Task A →
Rewrite the comment thread, everything from "My only question" down to "him as well.", swapping each "Lolita" for "Pale Fire".
Task B →
Write the next part of the comment thread, picking up after its final line.

Source passage →

Recommend highly the rat link to the counterterrorism blog.
call me crazy, but the riddled CIA makes me wonder--is this attack on Rummy--which seems to be overly obviously an attack on Bush via OIF--actually a foreign rival trying to dump the "transformation" of the US military?
Rummy loading up the Pacific?
Doug, your 8:29, I too have long been amazed at the resilience. No matter how often proved wrong--or even crooked--they never show any wear and tear. Energizer Bunnies stuck at hard left rudder, circling full speed ahead.
The Great Wretchard: "…there are already the Dana Priests and the Mary McCarthys. So soon. So soon."
My only question here is "Where is Bush?"
If I don't see prosecutions, and soon, carried out with upmost vigor—or with extreme prejudice as they say in the military—then I can only reach one conclusion: Bush is, sadly, a failed leader because he is too intent on being "nice" to everyone.
The Prez should come out and at least say "I'm as mad as Heck and I won't takes it anymore."
Intriguing notion. (instap ht)
That sentence in the link jangled me, too, dan. I just assume that I'm missing something. I guess you are, too.
Doug (at 6:49 AM),
You probably should read Lolita again, and also Nabokov's Speak, Memory (perhaps the most magnificent autobiography in our literature), and "Nabokov's Blues" (a wonderful study of Nabokov's second career, lepidoptery).
Reading Lolita one comes to despise H.H., the protagonist, and there can be little doubt that the author despised him as well.

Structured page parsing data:
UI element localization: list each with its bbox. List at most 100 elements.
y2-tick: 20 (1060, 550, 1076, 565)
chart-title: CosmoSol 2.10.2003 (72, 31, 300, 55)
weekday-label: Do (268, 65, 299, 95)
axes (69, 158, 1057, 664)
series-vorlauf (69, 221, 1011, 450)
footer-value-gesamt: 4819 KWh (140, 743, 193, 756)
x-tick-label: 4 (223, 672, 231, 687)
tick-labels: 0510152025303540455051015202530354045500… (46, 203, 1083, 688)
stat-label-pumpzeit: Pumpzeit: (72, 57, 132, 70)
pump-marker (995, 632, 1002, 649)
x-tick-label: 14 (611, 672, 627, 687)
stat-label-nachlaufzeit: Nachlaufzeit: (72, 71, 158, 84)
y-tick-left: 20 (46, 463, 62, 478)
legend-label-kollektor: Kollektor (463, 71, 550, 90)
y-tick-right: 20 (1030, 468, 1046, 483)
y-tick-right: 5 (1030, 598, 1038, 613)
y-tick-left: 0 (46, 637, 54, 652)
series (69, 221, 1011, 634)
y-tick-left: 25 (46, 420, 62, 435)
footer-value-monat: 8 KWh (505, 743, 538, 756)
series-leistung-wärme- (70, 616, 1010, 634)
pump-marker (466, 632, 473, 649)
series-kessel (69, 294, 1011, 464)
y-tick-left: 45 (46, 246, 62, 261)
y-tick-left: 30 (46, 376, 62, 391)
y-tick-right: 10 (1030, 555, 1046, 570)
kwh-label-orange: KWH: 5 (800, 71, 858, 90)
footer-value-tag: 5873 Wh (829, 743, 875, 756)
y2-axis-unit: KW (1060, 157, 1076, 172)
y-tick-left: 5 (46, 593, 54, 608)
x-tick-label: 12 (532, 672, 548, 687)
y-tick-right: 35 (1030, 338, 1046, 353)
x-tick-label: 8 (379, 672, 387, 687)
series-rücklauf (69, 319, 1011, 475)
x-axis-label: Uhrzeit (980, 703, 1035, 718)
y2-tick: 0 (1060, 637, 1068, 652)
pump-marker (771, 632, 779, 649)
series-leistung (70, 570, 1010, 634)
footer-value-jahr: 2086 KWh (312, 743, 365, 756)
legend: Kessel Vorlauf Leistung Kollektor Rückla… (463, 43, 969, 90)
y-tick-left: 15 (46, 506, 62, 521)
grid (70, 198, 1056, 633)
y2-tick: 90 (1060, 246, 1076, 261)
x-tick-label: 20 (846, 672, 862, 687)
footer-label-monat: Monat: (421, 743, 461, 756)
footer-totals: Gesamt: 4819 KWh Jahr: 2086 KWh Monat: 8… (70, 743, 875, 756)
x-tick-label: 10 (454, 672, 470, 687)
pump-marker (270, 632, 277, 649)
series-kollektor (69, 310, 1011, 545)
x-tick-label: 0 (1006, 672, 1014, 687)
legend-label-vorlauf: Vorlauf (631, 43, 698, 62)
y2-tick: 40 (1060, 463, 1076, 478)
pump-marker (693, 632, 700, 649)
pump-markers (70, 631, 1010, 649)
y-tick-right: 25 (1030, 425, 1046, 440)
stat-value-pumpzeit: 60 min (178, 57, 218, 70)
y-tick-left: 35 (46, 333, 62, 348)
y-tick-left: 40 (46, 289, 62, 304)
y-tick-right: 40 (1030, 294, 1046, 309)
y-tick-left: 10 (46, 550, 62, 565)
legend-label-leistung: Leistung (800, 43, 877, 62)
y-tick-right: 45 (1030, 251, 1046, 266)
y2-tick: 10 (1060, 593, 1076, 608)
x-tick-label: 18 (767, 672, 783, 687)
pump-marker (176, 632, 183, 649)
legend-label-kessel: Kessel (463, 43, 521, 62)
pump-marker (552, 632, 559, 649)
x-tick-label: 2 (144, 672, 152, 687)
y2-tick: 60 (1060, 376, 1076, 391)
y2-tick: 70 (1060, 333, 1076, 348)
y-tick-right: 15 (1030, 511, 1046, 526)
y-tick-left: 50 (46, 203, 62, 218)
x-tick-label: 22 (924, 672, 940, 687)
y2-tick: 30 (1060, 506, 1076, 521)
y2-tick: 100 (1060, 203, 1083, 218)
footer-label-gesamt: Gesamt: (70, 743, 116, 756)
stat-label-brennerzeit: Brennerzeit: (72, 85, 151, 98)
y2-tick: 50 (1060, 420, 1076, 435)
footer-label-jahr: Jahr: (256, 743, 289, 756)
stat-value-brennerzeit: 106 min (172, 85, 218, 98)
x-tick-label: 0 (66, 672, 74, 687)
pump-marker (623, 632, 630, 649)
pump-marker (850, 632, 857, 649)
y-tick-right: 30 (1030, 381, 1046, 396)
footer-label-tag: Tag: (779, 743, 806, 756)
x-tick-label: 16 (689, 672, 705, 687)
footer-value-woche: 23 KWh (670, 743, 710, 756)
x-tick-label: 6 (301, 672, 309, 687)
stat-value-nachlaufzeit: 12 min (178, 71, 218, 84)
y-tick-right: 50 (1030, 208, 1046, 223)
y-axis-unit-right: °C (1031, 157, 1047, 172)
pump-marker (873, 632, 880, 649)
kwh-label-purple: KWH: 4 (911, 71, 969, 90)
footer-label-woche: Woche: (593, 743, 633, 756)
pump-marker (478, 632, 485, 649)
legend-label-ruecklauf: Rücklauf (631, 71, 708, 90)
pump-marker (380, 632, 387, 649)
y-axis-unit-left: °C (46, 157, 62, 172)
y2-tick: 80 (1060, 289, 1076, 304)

Exercise output A →
My only question here is "Where is Bush?"
If I don't see prosecutions, and soon, carried out with upmost vigor—or with extreme prejudice as they say in the military—then I can only reach one conclusion: Bush is, sadly, a failed leader because he is too intent on being "nice" to everyone.
The Prez should come out and at least say "I'm as mad as Heck and I won't takes it anymore."
Intriguing notion. (instap ht)
That sentence in the link jangled me, too, dan. I just assume that I'm missing something. I guess you are, too.
Doug (at 6:49 AM),
You probably should read Pale Fire again, and also Nabokov's Speak, Memory (perhaps the most magnificent autobiography in our literature), and "Nabokov's Blues" (a wonderful study of Nabokov's second career, lepidoptery).
Reading Pale Fire one comes to despise H.H., the protagonist, and there can be little doubt that the author despised him as well.

Exercise output B →
Frank S. Meyer, the author of the 1958 review of Lolita in National Review that you cite, rightly skewers the critics who evidently misread (in Harold Bloom's sense) the work, including, incredibly, Lionel Trilling! But then Mr. Meyer goes too far himself (though in the opposite direction) in my view.
Nabokov was not a moralist; he was a novelist.
Jamie Irons
BTW, I always find it difficult to remember to pronounce Vladimir's surname correctly; but the author himself has provided a little ditty to help us in this endeavor:
The querulous gawk of
A heron at night
Prompts Nabokov
To write.
;-)
jamie, all the more distinguishing,
born Russian, writing English in.
Dan,
I've never read Ada, but a trusted, intelligent friend tells me it's her favorite novel...
Buddy,
In the foreword to Speak, Memory, Nabokov talks about how his autobiography went through several "internal" translations from Russian to English and back again, perhaps the only such book in our literature.
This re-Englishing of a Russian re-version of what had been an English retelling of Russian memories in the first place, proved to be a diabolical task...
;-)
Jamie Irons
Ha--"a diabolocal task" and "what you see is what you are" -- and what you are is this, in the Nabokov world. laughter and light.
Trish, absent his removal, what, in your mind, was going to happen, would've likely happened by now, with Saddam, and all the encroaching global dealings he linked together?
I know, trish, it was a crappy question for a blog comment section--whatever you'd say would just become an easy target. But, that points up the essential problem, the pickle we're in. No matter what we do, it's not gonna be easy, and maybe not even successful--especially if we quit too soon. What is "too soon"? that's another problem--you only know it was too soon after it's too late.
Of the two "when to leave Iraq" errors, which is the better to make, Too Soon, or Too Late ?
dan, with me it's jackie mason--until the nazis come up with somebody funny, i'm gonna have to t'row wit da jews, too.
A goldfish goes in a bar and the bartender asks "Wot'll it be?"
Goldfish sez "Water!"
Still fish pee to me.
Jamie, I LOVE Abba!
You can sing or hum it, and it's pretty darn well written.
9:45 AM,
Oh you'd FEEL it Dan, no doubt about that.
And the Doc would have to call
Roto Rooter.
(Trish sings:
"Away go Troubles,
Down the Drain!"
Anyone else think
"I'm Mad as Heck..."
is SERIOUSLY over the line?
Darn it, that remark really miffed me!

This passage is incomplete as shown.